#### 本文
そもそも血管事故はどのようにして起きるのだろう。池谷院長はメカニズムを解説してくれた。

「加齢に加え、過食や運動不足による生活習慣病、喫煙などによって血管内の壁にコレステロールなどの脂質が蓄積し、粥状の塊『プラーク』が形成されます。これが動脈硬化であり、進行すると血管内が狭まり、血流が妨げられます。この過程でプラークが傷つけば、そこに血栓(血の塊)が生じて、血管が詰まってしまうのです」。

「例えば、この状態が脳動脈で起これば脳梗塞、冠動脈で起これば心筋梗塞をを引き起こす可能性がそれぞれ高まります。また、動脈硬化は血管壁がもろくなるため、内圧に負けて壁が破れて出血すると、脳出血や大動脈瘤破裂などを発症する危険性も高まります」。

プラークが大きくなるのは、血液中のLDL(悪玉)コレステロールの増え過ぎが引き金となるが、その状態をより悪化させる要因となるのが、HDL(善玉)コレステロールの減少と、中性脂肪の増加だという。血管は「外膜」「中膜」「内膜」の3層で構成され、血液が流れているのは内膜より内側の部分だ。

「内膜がダメージを負うと、血管壁内で白血球の一つである『マクロファージ』が酸化されて変性したLDLコレステロールを大量に取り込んでプラークができるのです」。

©産経新聞社「血管事故が起きるメカニズム」

秋から急性心筋梗塞の死者数が増加

さて、血管事故は秋の深まりとともに増えていくというのだが、厚生労働省が発表した「平成28年人口動態調査・急性心筋梗塞による死亡数」を見ると、その傾向は一目瞭然だ。

厚生労働省「平成28年人口動態調査・急性心筋梗塞による死亡数」/ 作図©産経新聞社

27年10月の死亡者数は全国で2847人。その後、11月は2939人、12月は3601人、28年1月は4118人-と増え続け、2月以降は3690人、3月・3391人、4月・2844人…と夏にかけて減っていく。

1カ月程度の暴飲暴食も悪影響を及ぼす

では、秋から冬にかけて血管事故が増えるのはなぜか。大前提として、血管事故のリスクを高めるのは、長年の生活習慣の蓄積に伴う、高いLDLコレステロール値や中性脂肪値などの脂質異常・高血圧・高血糖の影響が大きい。

ただ、1カ月程度、暴飲暴食を重ねても、これらの数値は悪化し、血管に悪影響を及ぼすと、池谷院長は指摘する。

「例えば夏にのどごしのいい麺類に偏ったメニューばかり食べたり、ビールを飲む機会がぐっと増えるだけでも、糖質や塩分の摂取量が多くなるので、血糖値や血圧値の悪化を引き起こして〝血管力〟が低下してしまいます」
########
#### 項目一覧
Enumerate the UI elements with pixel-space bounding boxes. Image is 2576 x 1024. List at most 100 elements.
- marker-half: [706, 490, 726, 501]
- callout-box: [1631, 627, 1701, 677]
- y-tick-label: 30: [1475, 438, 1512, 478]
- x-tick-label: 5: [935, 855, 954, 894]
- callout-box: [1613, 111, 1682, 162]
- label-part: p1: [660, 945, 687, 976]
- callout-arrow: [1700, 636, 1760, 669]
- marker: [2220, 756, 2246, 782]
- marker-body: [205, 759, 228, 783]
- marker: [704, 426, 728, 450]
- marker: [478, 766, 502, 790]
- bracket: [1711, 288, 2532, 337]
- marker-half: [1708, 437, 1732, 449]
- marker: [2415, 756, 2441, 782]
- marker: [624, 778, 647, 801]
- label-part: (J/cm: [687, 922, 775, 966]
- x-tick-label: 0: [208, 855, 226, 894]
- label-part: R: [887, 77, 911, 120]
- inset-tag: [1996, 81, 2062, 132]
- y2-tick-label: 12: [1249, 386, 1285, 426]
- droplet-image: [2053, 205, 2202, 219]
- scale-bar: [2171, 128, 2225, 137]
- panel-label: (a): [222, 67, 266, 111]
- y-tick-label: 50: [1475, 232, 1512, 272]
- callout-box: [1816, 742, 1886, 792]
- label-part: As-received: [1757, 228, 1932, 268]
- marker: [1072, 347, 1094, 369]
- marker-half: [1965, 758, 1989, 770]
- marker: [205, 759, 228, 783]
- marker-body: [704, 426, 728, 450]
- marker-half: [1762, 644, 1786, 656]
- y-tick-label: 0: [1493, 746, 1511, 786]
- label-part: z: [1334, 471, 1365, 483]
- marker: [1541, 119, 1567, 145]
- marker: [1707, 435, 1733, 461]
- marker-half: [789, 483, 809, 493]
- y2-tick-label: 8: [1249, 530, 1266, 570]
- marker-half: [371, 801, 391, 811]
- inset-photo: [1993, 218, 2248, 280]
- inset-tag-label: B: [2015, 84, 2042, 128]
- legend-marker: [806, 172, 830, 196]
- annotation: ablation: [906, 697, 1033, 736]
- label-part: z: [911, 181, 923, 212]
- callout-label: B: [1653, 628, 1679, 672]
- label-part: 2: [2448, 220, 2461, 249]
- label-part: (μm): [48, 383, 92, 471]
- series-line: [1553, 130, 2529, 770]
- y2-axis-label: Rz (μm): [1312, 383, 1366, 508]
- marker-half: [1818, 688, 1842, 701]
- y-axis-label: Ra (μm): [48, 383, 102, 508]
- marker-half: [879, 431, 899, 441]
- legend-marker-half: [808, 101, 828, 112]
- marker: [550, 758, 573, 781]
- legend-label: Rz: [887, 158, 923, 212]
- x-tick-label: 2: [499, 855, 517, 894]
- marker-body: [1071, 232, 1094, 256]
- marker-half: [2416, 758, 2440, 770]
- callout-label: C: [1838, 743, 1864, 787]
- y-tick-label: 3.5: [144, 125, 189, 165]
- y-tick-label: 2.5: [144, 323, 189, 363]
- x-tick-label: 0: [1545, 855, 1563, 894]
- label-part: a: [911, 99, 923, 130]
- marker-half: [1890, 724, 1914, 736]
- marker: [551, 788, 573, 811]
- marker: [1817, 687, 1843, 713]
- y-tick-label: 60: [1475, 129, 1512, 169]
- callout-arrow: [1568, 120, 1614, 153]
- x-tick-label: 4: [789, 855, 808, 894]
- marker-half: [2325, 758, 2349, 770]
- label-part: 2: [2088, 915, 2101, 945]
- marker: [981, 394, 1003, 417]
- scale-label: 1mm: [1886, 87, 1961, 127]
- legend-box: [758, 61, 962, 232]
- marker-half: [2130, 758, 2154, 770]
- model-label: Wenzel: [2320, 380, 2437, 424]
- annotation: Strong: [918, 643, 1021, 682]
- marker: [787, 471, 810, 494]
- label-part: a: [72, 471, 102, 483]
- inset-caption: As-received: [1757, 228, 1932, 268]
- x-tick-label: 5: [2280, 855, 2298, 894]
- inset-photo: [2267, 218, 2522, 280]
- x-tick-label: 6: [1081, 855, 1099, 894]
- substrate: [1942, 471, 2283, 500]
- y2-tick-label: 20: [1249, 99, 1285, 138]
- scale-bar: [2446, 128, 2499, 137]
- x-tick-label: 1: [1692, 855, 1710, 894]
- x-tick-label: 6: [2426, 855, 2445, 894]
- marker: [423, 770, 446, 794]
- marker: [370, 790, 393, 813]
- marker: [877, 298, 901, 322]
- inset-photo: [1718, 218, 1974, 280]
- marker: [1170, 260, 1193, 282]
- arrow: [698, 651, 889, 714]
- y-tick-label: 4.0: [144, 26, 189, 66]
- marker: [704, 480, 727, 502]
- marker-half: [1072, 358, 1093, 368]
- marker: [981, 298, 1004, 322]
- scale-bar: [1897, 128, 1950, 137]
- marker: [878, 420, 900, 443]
########
• 課題の指示:
次の(a)〜(c)が本文の内容と合っているかを「はい」か「いいえ」で答え、それぞれ判断の根拠となる本文の語句を一字一句変えずに引用してください。(a) 27年10月の急性心筋梗塞による死亡者数は全国で2847人だった。(b) 血液が流れているのは外膜より内側の部分である。(c) プラークが大きくなる引き金は、HDLコレステロールの増え過ぎである。

• 想定解答:
(a) はい。「27年10月の死亡者数は全国で2847人。」
(b) いいえ。「血液が流れているのは内膜より内側の部分だ。」
(c) いいえ。「プラークが大きくなるのは、血液中のLDL(悪玉)コレステロールの増え過ぎが引き金となる」